TASK STATEMENT: Count each line in which the word "уточнением" appears. Reply with the total and nothing more.
- - - -
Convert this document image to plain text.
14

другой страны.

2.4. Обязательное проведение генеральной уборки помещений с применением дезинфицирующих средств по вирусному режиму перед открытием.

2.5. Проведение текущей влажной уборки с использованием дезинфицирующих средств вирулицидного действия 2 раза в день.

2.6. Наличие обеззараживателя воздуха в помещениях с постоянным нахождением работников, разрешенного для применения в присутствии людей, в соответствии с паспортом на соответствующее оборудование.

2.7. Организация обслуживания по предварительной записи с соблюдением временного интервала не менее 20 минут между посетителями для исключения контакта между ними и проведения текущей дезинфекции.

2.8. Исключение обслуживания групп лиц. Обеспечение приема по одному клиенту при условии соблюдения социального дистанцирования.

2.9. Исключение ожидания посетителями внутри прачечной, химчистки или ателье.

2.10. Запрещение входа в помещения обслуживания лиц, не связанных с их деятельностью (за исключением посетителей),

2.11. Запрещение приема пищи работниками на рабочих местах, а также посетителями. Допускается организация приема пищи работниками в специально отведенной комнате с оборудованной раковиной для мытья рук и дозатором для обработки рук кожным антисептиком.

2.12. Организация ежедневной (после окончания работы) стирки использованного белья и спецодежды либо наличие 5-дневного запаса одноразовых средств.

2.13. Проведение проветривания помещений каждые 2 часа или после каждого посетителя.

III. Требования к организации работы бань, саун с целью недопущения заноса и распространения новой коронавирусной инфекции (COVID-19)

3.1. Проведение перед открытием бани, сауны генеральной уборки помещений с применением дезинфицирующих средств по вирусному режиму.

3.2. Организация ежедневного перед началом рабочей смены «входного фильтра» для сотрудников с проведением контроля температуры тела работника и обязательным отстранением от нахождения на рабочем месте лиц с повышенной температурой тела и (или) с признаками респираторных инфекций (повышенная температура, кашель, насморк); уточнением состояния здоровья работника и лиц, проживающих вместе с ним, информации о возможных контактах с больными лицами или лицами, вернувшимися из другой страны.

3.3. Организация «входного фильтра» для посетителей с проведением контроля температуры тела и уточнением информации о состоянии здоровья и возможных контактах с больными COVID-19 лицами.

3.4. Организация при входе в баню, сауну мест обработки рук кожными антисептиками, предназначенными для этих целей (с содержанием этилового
- - - -
SOLUTION FOR THIS PROBLEM: 2